[Stored entries]
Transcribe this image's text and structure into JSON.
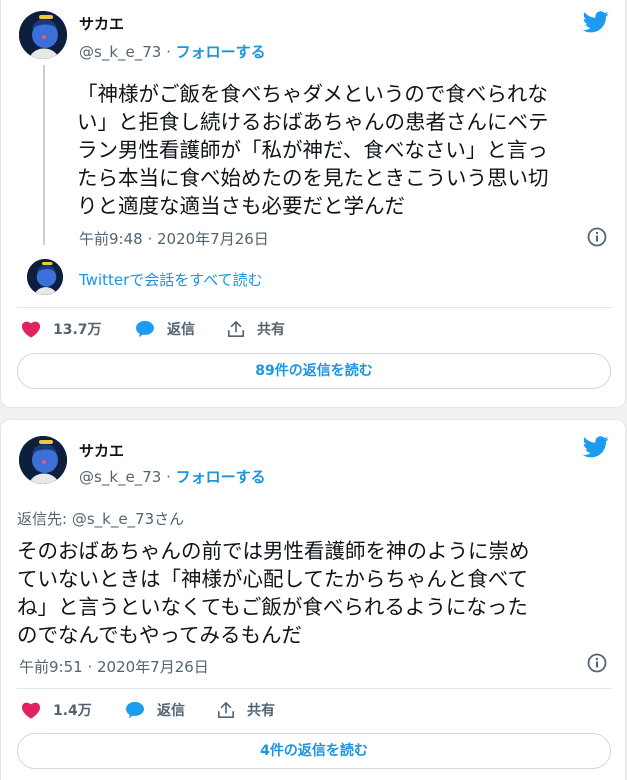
{
  "colors": {
    "accent": "#1b95e0",
    "like": "#e0245e",
    "muted": "#536471",
    "border": "#e1e8ed"
  },
  "tweets": [
    {
      "display_name": "サカエ",
      "handle": "@s_k_e_73",
      "separator": " · ",
      "follow_label": "フォローする",
      "text_lines": [
        "「神様がご飯を食べちゃダメというので食べられな",
        "い」と拒食し続けるおばあちゃんの患者さんにベテ",
        "ラン男性看護師が「私が神だ、食べなさい」と言っ",
        "たら本当に食べ始めたのを見たときこういう思い切",
        "りと適度な適当さも必要だと学んだ"
      ],
      "timestamp": "午前9:48 · 2020年7月26日",
      "conversation_link": "Twitterで会話をすべて読む",
      "likes": "13.7万",
      "reply_label": "返信",
      "share_label": "共有",
      "read_replies": "89件の返信を読む",
      "icons": [
        "twitter-bird-icon",
        "info-icon",
        "heart-icon",
        "reply-bubble-icon",
        "share-icon"
      ]
    },
    {
      "display_name": "サカエ",
      "handle": "@s_k_e_73",
      "separator": " · ",
      "follow_label": "フォローする",
      "reply_to": "返信先: @s_k_e_73さん",
      "text_lines": [
        "そのおばあちゃんの前では男性看護師を神のように崇め",
        "ていないときは「神様が心配してたからちゃんと食べて",
        "ね」と言うといなくてもご飯が食べられるようになった",
        "のでなんでもやってみるもんだ"
      ],
      "timestamp": "午前9:51 · 2020年7月26日",
      "likes": "1.4万",
      "reply_label": "返信",
      "share_label": "共有",
      "read_replies": "4件の返信を読む"
    }
  ]
}
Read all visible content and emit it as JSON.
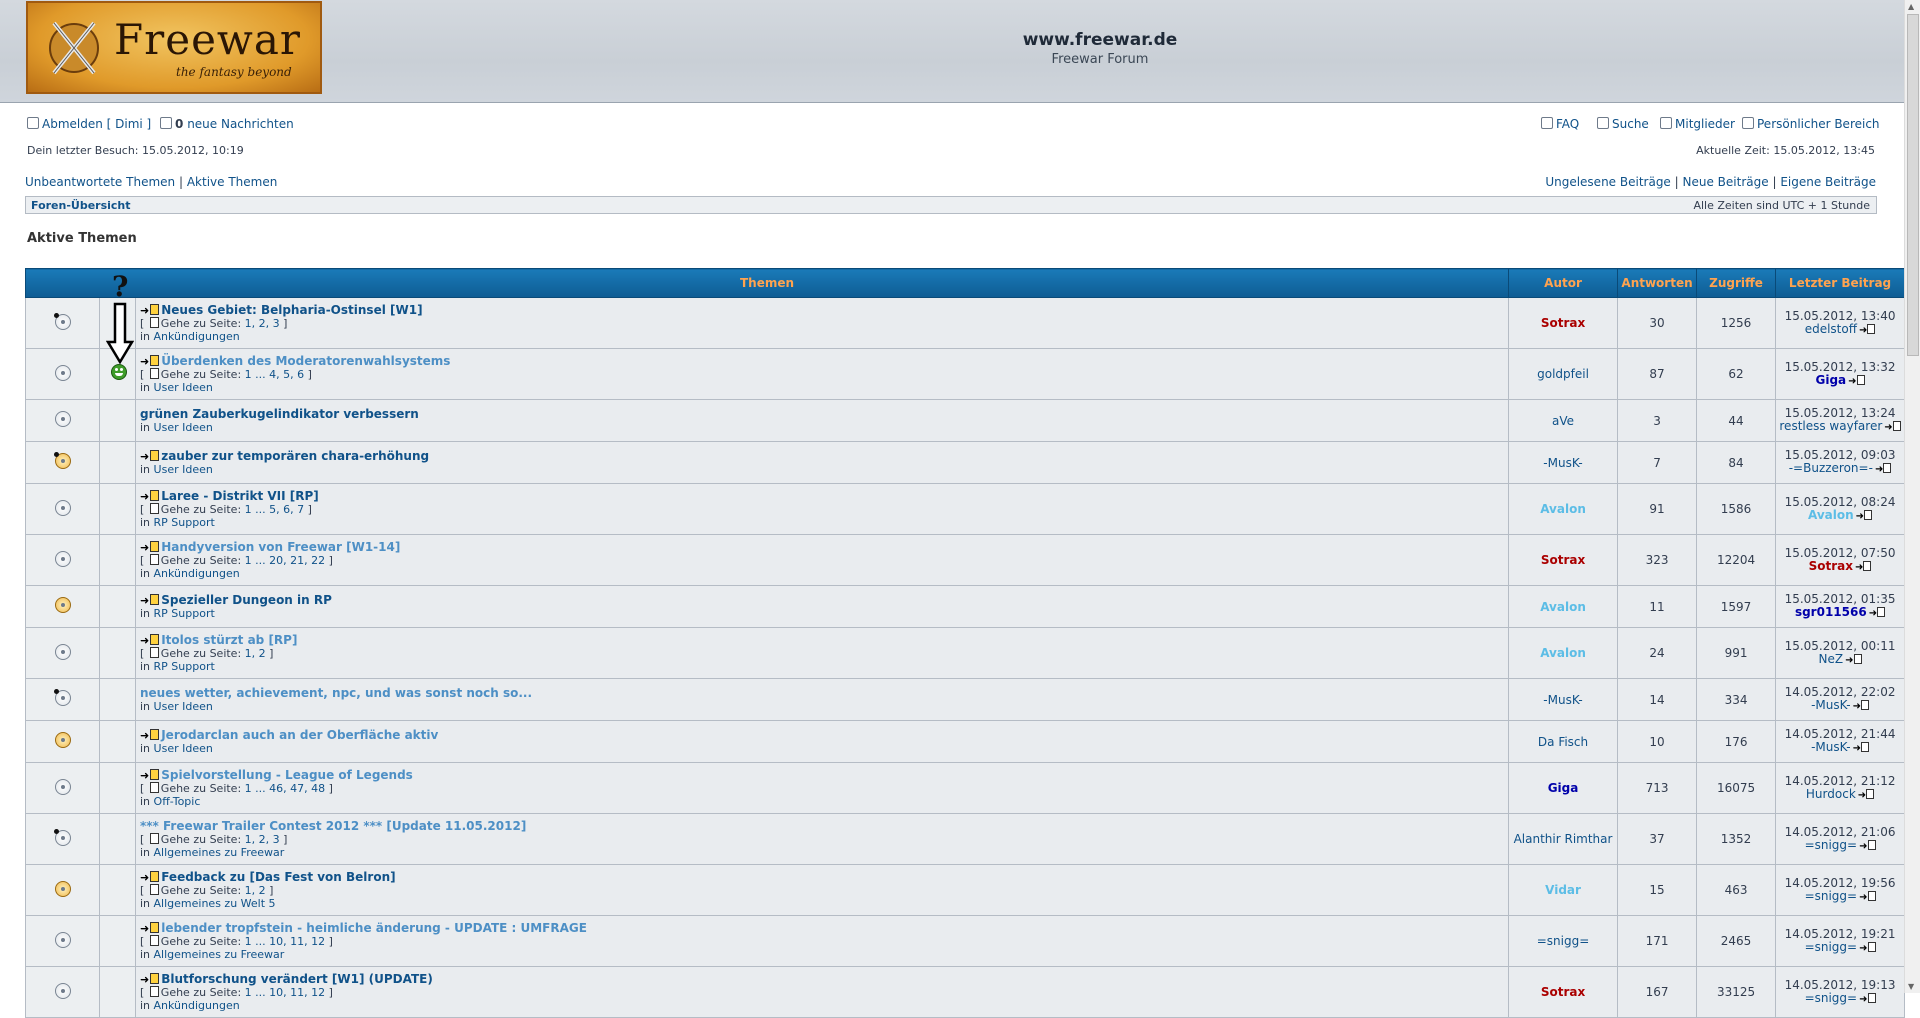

◆ **What this task involves**
Restate the records above in full, word for word. Keep pictures out.

◆ **Exercise output**
Transcribe this image's text and structure into JSON.
{
  "colors": {
    "accent": "#1b95e0",
    "like": "#e0245e",
    "muted": "#536471",
    "border": "#e1e8ed"
  },
  "tweets": [
    {
      "display_name": "サカエ",
      "handle": "@s_k_e_73",
      "separator": " · ",
      "follow_label": "フォローする",
      "text_lines": [
        "「神様がご飯を食べちゃダメというので食べられな",
        "い」と拒食し続けるおばあちゃんの患者さんにベテ",
        "ラン男性看護師が「私が神だ、食べなさい」と言っ",
        "たら本当に食べ始めたのを見たときこういう思い切",
        "りと適度な適当さも必要だと学んだ"
      ],
      "timestamp": "午前9:48 · 2020年7月26日",
      "conversation_link": "Twitterで会話をすべて読む",
      "likes": "13.7万",
      "reply_label": "返信",
      "share_label": "共有",
      "read_replies": "89件の返信を読む",
      "icons": [
        "twitter-bird-icon",
        "info-icon",
        "heart-icon",
        "reply-bubble-icon",
        "share-icon"
      ]
    },
    {
      "display_name": "サカエ",
      "handle": "@s_k_e_73",
      "separator": " · ",
      "follow_label": "フォローする",
      "reply_to": "返信先: @s_k_e_73さん",
      "text_lines": [
        "そのおばあちゃんの前では男性看護師を神のように崇め",
        "ていないときは「神様が心配してたからちゃんと食べて",
        "ね」と言うといなくてもご飯が食べられるようになった",
        "のでなんでもやってみるもんだ"
      ],
      "timestamp": "午前9:51 · 2020年7月26日",
      "likes": "1.4万",
      "reply_label": "返信",
      "share_label": "共有",
      "read_replies": "4件の返信を読む"
    }
  ]
}
Read all visible content and emit it as JSON.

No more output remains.